▶ **What the task asks**
What follows are records. Restate all of them word for word.

▶ **Raw records**
:::
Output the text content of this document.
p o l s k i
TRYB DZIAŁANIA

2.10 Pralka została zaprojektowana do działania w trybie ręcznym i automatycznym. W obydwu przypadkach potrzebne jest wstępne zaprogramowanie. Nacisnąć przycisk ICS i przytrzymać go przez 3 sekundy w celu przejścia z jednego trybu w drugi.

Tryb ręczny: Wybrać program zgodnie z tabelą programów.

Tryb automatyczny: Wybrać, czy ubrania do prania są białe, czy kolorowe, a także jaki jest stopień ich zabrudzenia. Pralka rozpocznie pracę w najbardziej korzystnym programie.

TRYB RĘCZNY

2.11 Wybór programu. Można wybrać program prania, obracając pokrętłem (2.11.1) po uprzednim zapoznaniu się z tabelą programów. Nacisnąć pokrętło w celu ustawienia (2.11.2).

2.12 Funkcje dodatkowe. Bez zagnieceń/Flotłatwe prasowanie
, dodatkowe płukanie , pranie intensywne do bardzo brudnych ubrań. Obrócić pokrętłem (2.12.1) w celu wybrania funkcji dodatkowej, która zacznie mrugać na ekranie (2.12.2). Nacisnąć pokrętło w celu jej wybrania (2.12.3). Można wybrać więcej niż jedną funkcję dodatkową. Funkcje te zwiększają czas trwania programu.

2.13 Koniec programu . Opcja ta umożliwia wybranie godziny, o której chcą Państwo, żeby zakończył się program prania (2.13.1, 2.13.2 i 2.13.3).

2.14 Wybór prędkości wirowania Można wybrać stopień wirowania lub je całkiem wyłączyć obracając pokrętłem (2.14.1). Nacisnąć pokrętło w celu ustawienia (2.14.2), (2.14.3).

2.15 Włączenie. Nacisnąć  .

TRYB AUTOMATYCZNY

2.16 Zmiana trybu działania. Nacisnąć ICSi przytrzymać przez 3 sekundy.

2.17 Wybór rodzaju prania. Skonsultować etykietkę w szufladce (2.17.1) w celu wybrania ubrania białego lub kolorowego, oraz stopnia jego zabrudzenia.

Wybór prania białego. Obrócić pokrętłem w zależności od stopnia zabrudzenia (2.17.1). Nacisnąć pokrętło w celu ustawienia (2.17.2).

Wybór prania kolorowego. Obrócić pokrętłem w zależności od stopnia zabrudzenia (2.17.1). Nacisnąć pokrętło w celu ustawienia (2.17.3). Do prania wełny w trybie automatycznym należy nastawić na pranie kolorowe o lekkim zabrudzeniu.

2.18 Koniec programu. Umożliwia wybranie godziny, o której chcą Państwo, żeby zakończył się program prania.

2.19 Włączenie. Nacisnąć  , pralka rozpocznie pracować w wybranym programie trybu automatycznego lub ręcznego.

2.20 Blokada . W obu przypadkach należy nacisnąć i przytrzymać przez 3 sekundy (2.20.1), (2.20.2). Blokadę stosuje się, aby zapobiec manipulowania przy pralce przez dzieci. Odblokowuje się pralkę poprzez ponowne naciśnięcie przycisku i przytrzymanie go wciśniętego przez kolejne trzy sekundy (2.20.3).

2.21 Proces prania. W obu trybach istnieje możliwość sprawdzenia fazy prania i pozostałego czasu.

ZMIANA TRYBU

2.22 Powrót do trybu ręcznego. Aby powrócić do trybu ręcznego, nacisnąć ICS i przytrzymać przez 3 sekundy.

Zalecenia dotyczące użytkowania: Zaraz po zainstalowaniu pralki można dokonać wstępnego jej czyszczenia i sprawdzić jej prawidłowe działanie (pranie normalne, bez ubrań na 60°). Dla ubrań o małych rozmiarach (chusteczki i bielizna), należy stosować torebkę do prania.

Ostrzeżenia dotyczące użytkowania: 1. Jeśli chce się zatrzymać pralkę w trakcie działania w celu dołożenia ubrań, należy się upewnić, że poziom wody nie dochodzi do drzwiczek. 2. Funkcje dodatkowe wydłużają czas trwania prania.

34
:::
▶ **Task answer**
Output the text content of this document.
p o l s k i
TRYB DZIAŁANIA

2.10 Pralka została zaprojektowana do działania w trybie ręcznym i automatycznym. W obydwu przypadkach potrzebne jest wstępne zaprogramowanie. Nacisnąć przycisk ICS i przytrzymać go przez 3 sekundy w celu przejścia z jednego trybu w drugi.

Tryb ręczny: Wybrać program zgodnie z tabelą programów.

Tryb automatyczny: Wybrać, czy ubrania do prania są białe, czy kolorowe, a także jaki jest stopień ich zabrudzenia. Pralka rozpocznie pracę w najbardziej korzystnym programie.

TRYB RĘCZNY

2.11 Wybór programu. Można wybrać program prania, obracając pokrętłem (2.11.1) po uprzednim zapoznaniu się z tabelą programów. Nacisnąć pokrętło w celu ustawienia (2.11.2).

2.12 Funkcje dodatkowe. Bez zagnieceń/Flotłatwe prasowanie
, dodatkowe płukanie , pranie intensywne do bardzo brudnych ubrań. Obrócić pokrętłem (2.12.1) w celu wybrania funkcji dodatkowej, która zacznie mrugać na ekranie (2.12.2). Nacisnąć pokrętło w celu jej wybrania (2.12.3). Można wybrać więcej niż jedną funkcję dodatkową. Funkcje te zwiększają czas trwania programu.

2.13 Koniec programu . Opcja ta umożliwia wybranie godziny, o której chcą Państwo, żeby zakończył się program prania (2.13.1, 2.13.2 i 2.13.3).

2.14 Wybór prędkości wirowania Można wybrać stopień wirowania lub je całkiem wyłączyć obracając pokrętłem (2.14.1). Nacisnąć pokrętło w celu ustawienia (2.14.2), (2.14.3).

2.15 Włączenie. Nacisnąć  .

TRYB AUTOMATYCZNY

2.16 Zmiana trybu działania. Nacisnąć ICSi przytrzymać przez 3 sekundy.

2.17 Wybór rodzaju prania. Skonsultować etykietkę w szufladce (2.17.1) w celu wybrania ubrania białego lub kolorowego, oraz stopnia jego zabrudzenia.

Wybór prania białego. Obrócić pokrętłem w zależności od stopnia zabrudzenia (2.17.1). Nacisnąć pokrętło w celu ustawienia (2.17.2).

Wybór prania kolorowego. Obrócić pokrętłem w zależności od stopnia zabrudzenia (2.17.1). Nacisnąć pokrętło w celu ustawienia (2.17.3). Do prania wełny w trybie automatycznym należy nastawić na pranie kolorowe o lekkim zabrudzeniu.

2.18 Koniec programu. Umożliwia wybranie godziny, o której chcą Państwo, żeby zakończył się program prania.

2.19 Włączenie. Nacisnąć  , pralka rozpocznie pracować w wybranym programie trybu automatycznego lub ręcznego.

2.20 Blokada . W obu przypadkach należy nacisnąć i przytrzymać przez 3 sekundy (2.20.1), (2.20.2). Blokadę stosuje się, aby zapobiec manipulowania przy pralce przez dzieci. Odblokowuje się pralkę poprzez ponowne naciśnięcie przycisku i przytrzymanie go wciśniętego przez kolejne trzy sekundy (2.20.3).

2.21 Proces prania. W obu trybach istnieje możliwość sprawdzenia fazy prania i pozostałego czasu.

ZMIANA TRYBU

2.22 Powrót do trybu ręcznego. Aby powrócić do trybu ręcznego, nacisnąć ICS i przytrzymać przez 3 sekundy.

Zalecenia dotyczące użytkowania: Zaraz po zainstalowaniu pralki można dokonać wstępnego jej czyszczenia i sprawdzić jej prawidłowe działanie (pranie normalne, bez ubrań na 60°). Dla ubrań o małych rozmiarach (chusteczki i bielizna), należy stosować torebkę do prania.

Ostrzeżenia dotyczące użytkowania: 1. Jeśli chce się zatrzymać pralkę w trakcie działania w celu dołożenia ubrań, należy się upewnić, że poziom wody nie dochodzi do drzwiczek. 2. Funkcje dodatkowe wydłużają czas trwania prania.

34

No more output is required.